*EXTRACTED MATERIAL:*
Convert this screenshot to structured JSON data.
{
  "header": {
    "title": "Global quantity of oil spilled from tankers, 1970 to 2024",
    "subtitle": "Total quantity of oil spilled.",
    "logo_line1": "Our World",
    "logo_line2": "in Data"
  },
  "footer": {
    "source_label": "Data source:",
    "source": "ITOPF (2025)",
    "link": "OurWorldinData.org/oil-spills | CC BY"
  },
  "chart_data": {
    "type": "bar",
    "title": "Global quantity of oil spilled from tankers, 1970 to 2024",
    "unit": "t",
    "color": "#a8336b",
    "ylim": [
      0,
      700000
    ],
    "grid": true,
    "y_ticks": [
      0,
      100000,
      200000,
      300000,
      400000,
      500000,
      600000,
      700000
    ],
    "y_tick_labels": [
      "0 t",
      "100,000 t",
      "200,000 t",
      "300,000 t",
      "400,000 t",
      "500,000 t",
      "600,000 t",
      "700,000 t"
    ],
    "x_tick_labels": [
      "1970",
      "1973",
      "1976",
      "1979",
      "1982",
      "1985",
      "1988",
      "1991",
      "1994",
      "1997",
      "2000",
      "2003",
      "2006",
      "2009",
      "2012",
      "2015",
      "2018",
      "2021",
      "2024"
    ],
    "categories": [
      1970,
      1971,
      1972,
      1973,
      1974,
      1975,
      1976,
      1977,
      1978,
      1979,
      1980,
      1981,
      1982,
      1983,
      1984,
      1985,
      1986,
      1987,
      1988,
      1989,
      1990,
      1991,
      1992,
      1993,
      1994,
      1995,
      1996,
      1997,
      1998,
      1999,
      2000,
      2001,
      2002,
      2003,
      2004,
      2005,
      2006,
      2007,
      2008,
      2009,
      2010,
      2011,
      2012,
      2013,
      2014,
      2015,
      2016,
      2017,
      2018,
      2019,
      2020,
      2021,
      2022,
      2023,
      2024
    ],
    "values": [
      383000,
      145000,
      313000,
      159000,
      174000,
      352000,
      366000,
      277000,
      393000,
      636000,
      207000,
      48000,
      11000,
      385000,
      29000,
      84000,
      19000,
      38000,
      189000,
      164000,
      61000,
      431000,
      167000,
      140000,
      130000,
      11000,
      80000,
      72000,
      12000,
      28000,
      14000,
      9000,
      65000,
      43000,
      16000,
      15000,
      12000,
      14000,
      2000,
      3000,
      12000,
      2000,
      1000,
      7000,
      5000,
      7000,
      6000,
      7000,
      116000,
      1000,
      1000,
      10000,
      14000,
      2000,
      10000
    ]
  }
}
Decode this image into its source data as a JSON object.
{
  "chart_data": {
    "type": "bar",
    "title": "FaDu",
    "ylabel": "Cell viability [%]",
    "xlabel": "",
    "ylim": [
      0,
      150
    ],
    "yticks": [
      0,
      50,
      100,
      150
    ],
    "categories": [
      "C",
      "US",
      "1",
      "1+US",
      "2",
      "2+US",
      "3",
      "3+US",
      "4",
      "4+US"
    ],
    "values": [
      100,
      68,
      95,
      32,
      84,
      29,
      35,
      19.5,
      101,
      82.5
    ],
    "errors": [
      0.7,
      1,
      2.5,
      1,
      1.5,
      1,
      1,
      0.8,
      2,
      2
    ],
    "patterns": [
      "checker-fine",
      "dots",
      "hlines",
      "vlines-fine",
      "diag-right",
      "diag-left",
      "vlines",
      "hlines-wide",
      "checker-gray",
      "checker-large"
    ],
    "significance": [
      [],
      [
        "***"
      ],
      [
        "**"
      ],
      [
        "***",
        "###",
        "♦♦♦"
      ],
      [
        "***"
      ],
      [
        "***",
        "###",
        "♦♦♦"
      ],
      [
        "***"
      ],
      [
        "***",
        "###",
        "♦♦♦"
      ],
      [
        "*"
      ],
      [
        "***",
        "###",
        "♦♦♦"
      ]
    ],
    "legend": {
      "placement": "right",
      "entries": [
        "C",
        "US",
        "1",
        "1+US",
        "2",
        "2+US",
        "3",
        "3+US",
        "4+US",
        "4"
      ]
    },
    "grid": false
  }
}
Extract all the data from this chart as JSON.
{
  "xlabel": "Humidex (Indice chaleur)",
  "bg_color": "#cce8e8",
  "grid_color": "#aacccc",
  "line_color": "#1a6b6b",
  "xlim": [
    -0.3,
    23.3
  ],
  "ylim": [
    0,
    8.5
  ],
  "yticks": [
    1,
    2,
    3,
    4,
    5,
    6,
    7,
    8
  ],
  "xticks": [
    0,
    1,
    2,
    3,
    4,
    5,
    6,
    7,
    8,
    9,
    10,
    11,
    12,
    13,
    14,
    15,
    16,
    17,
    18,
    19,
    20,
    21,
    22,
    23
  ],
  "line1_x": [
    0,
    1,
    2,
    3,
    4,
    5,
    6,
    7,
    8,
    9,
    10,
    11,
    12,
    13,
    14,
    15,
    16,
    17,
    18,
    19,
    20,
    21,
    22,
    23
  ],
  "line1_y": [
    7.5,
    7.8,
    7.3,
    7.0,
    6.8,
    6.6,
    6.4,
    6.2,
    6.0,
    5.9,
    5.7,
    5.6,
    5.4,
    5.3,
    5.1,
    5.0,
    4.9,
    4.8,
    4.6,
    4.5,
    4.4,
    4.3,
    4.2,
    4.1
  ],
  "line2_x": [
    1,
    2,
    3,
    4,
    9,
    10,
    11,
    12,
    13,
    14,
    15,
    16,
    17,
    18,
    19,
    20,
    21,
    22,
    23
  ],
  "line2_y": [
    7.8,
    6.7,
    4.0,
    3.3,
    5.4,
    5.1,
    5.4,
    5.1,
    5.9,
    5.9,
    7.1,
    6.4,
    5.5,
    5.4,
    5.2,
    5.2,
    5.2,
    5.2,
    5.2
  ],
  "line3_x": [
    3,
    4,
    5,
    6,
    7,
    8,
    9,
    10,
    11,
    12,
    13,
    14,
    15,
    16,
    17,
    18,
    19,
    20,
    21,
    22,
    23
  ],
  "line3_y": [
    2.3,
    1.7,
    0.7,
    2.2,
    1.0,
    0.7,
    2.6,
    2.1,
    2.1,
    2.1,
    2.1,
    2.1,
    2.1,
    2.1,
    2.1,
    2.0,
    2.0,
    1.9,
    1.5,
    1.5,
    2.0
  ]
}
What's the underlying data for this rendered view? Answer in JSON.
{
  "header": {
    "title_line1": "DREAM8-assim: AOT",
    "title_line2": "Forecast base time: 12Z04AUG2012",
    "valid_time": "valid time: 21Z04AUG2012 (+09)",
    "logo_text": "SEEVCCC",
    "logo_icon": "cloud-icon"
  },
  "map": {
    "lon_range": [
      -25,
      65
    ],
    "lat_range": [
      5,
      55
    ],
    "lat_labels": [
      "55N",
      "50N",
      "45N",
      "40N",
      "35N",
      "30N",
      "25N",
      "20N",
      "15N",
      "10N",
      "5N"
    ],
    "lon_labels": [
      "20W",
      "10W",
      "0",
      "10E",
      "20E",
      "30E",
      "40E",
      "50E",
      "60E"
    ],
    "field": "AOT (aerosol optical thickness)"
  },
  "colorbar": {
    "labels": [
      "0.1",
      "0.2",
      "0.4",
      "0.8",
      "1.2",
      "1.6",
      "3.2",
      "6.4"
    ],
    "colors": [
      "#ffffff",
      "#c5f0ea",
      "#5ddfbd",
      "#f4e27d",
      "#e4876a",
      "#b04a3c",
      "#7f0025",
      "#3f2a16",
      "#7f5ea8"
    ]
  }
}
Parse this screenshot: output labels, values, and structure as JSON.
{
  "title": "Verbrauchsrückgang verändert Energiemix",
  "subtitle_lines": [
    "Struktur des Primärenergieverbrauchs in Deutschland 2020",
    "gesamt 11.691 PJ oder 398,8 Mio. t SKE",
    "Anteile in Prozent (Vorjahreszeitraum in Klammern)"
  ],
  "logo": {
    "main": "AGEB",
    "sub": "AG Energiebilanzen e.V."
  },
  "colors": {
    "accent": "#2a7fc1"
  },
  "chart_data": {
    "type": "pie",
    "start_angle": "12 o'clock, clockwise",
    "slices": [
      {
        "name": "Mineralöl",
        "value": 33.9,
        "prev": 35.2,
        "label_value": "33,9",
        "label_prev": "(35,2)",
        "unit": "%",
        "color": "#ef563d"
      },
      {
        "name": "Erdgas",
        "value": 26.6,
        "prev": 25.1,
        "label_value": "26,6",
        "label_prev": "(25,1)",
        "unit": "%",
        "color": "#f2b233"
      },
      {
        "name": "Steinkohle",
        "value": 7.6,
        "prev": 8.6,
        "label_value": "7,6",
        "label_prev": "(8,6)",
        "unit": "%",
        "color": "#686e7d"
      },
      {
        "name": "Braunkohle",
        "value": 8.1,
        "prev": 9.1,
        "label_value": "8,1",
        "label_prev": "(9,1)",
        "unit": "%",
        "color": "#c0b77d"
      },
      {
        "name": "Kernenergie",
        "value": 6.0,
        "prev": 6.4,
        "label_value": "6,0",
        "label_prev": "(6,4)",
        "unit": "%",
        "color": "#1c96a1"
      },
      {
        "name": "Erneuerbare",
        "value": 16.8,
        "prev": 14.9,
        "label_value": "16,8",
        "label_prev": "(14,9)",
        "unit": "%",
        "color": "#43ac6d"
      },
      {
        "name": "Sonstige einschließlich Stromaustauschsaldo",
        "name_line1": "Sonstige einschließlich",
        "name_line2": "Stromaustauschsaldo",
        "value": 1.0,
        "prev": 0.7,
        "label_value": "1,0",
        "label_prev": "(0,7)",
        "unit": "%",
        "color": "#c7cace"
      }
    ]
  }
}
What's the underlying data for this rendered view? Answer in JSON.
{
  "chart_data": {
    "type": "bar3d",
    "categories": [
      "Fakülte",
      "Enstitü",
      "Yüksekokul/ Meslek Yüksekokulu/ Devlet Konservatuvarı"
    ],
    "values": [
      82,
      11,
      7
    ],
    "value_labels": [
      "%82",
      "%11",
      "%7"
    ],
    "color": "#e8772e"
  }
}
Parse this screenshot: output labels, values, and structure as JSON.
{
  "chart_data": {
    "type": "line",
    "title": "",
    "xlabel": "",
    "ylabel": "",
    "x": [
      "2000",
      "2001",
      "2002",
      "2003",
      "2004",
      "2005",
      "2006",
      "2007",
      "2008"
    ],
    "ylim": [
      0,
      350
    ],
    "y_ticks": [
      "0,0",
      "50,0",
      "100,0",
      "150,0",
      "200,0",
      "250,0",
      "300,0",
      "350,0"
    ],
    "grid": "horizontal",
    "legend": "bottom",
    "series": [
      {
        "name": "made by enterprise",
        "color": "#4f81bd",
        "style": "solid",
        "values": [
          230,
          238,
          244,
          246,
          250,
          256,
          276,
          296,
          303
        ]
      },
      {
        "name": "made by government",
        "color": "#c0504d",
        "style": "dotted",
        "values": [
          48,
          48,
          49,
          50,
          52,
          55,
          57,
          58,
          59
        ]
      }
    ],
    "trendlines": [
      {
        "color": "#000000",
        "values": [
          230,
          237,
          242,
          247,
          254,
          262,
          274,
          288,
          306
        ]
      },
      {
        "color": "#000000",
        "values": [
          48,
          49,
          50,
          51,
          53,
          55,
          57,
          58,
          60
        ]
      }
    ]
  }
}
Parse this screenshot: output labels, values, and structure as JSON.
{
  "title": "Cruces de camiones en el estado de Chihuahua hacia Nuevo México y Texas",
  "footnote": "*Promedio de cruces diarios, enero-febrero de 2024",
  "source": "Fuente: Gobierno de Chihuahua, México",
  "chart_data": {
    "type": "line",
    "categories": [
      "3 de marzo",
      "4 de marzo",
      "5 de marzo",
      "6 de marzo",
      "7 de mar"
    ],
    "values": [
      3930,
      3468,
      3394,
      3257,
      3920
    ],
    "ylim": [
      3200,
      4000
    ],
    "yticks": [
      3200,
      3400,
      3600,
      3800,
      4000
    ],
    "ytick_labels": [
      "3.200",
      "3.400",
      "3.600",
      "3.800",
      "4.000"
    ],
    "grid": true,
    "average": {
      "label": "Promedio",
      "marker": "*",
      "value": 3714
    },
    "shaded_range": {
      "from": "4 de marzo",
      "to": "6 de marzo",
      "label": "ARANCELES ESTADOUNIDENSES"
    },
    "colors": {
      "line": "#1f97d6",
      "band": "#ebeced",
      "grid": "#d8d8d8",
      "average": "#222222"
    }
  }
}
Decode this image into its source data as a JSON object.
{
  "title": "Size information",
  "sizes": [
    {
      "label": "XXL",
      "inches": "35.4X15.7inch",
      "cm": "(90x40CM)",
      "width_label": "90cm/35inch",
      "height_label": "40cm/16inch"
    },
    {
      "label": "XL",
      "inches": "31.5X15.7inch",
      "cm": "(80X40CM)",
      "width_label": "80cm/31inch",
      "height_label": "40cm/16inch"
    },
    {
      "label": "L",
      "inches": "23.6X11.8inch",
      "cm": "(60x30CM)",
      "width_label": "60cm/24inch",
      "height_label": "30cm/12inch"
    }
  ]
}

*TO BE DONE:*
Pick out the lines that contain "México" and copy them.

*COMPLETE ANSWER:*
  "title": "Cruces de camiones en el estado de Chihuahua hacia Nuevo México y Texas",
  "source": "Fuente: Gobierno de Chihuahua, México",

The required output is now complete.